Entries taken from a collection
————
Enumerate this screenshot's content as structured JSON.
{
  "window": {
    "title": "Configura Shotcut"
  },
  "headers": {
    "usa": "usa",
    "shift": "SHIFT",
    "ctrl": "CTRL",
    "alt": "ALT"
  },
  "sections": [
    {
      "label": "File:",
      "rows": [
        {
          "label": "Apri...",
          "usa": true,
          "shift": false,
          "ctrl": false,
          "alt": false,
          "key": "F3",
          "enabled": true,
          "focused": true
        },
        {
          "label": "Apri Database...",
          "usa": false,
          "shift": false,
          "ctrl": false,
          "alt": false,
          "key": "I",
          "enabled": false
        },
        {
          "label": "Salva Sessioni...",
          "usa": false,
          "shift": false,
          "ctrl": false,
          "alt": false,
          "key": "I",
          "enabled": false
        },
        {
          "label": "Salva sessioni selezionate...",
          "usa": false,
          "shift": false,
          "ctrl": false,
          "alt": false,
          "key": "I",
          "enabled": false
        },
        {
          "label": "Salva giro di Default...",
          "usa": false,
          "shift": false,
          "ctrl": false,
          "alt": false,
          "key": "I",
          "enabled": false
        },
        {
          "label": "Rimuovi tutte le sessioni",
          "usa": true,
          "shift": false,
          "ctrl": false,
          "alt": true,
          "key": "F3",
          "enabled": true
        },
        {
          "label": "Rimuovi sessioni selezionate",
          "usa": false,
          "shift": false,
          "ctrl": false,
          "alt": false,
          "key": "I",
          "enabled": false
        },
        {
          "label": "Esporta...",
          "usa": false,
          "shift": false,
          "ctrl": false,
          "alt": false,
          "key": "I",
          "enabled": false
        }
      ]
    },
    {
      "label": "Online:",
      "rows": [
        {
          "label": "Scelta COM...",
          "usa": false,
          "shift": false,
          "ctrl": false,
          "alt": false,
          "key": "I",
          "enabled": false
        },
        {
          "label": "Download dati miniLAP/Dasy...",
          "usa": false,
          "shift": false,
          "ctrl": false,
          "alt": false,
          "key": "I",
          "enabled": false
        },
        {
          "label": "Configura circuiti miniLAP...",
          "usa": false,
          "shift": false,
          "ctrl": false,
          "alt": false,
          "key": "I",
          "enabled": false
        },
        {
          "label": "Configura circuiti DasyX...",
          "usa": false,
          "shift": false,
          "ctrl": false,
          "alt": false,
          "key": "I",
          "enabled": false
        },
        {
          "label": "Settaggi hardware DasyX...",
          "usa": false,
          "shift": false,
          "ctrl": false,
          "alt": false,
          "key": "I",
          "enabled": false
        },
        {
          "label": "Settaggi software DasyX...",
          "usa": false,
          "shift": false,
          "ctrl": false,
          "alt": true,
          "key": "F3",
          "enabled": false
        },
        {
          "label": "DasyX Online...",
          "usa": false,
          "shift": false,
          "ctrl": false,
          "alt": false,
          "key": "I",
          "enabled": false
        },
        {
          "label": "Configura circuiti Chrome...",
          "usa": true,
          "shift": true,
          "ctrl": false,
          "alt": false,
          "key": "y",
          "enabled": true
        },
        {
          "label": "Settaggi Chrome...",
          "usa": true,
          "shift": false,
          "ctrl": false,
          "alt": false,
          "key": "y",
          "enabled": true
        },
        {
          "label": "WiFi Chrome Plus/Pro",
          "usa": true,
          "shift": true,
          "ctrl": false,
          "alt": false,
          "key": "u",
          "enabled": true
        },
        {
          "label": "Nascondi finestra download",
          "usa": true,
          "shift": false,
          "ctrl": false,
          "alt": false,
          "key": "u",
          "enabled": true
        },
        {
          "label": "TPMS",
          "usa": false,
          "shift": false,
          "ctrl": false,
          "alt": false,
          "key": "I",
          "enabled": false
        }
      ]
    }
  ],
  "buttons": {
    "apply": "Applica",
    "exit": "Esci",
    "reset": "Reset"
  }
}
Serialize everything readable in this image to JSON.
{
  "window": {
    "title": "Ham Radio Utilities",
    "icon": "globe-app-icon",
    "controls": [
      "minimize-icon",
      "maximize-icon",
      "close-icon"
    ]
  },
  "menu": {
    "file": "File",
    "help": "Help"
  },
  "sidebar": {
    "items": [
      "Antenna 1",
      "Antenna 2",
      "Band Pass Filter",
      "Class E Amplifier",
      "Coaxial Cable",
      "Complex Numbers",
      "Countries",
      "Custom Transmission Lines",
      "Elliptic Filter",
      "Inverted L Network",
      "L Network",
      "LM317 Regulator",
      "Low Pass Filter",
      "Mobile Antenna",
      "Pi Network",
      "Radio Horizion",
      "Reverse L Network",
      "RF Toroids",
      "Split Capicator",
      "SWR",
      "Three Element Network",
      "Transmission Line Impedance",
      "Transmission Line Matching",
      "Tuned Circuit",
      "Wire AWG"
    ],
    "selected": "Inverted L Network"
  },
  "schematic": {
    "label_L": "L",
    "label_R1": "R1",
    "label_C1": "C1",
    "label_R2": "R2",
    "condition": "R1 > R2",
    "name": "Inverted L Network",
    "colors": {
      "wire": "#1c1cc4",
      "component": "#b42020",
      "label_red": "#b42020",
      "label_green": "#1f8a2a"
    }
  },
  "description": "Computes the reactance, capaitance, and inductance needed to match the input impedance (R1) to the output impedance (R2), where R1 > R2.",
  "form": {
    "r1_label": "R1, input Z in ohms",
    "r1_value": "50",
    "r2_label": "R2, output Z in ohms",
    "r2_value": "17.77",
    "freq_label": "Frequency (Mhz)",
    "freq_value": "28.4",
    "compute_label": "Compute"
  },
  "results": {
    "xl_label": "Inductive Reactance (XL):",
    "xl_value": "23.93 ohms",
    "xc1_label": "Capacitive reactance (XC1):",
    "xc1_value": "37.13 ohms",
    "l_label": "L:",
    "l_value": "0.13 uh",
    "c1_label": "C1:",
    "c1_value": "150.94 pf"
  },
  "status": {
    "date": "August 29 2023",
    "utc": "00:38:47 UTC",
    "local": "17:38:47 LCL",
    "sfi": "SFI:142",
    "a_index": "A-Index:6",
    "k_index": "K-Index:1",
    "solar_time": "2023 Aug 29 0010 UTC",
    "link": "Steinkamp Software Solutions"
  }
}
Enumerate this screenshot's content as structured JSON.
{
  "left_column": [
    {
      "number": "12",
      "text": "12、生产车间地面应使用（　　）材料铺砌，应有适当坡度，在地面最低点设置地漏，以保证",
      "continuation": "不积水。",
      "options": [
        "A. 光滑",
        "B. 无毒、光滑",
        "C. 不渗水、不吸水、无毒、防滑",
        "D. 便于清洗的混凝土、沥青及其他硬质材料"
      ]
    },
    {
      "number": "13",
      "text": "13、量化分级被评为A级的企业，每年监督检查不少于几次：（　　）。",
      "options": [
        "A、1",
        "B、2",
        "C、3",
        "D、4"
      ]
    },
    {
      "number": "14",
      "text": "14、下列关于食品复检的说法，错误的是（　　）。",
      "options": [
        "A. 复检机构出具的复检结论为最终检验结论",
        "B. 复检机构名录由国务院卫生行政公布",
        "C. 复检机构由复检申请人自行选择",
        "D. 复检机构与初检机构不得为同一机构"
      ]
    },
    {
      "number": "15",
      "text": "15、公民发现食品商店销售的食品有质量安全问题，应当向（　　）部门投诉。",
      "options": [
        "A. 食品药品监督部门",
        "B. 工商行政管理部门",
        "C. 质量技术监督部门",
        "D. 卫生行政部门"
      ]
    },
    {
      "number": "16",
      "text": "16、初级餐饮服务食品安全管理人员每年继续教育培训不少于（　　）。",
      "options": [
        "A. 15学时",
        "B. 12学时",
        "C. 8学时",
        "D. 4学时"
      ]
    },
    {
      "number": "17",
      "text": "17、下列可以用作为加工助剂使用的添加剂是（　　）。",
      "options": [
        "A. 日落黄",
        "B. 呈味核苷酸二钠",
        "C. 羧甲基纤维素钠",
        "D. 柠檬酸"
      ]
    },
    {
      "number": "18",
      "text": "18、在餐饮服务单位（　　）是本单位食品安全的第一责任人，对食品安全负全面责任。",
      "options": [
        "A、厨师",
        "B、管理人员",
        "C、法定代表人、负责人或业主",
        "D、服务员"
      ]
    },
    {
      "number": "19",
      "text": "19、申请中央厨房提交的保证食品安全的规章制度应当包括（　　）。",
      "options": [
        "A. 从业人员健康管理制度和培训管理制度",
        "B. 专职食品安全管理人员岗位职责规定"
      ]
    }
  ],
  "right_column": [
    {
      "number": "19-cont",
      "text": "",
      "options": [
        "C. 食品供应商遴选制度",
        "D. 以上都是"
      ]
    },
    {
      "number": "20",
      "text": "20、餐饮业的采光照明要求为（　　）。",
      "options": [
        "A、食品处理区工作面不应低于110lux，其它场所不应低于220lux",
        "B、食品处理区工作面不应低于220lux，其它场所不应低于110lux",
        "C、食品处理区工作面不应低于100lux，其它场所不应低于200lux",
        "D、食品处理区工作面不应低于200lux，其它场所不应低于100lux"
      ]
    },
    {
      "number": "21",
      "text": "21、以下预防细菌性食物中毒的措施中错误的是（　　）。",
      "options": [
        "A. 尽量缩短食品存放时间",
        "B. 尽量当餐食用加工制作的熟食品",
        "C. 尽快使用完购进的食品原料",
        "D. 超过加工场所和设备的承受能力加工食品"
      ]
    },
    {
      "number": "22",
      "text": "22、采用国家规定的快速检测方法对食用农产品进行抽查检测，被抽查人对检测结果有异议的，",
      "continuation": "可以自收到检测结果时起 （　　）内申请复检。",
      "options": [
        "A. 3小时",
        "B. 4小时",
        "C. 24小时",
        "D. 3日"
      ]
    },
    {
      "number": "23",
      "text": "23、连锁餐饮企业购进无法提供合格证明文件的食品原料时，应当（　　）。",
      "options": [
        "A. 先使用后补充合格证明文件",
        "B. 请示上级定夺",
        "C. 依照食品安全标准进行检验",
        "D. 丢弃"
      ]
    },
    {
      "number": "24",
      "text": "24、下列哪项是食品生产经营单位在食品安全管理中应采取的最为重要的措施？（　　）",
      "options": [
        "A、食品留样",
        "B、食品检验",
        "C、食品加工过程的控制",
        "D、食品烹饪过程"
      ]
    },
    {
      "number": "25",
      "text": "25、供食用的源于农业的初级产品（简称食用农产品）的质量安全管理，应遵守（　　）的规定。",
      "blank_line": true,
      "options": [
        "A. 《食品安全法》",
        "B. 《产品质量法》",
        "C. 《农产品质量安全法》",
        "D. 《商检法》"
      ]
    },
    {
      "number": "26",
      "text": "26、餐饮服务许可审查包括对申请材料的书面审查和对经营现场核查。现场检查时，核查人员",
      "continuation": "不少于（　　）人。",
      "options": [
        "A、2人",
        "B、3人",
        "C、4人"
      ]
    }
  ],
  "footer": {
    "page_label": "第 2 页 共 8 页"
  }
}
————
Tell how many lines of the data above hold the string "Chrome". Give only the number.

■ RESULT OF THIS EXERCISE ■
3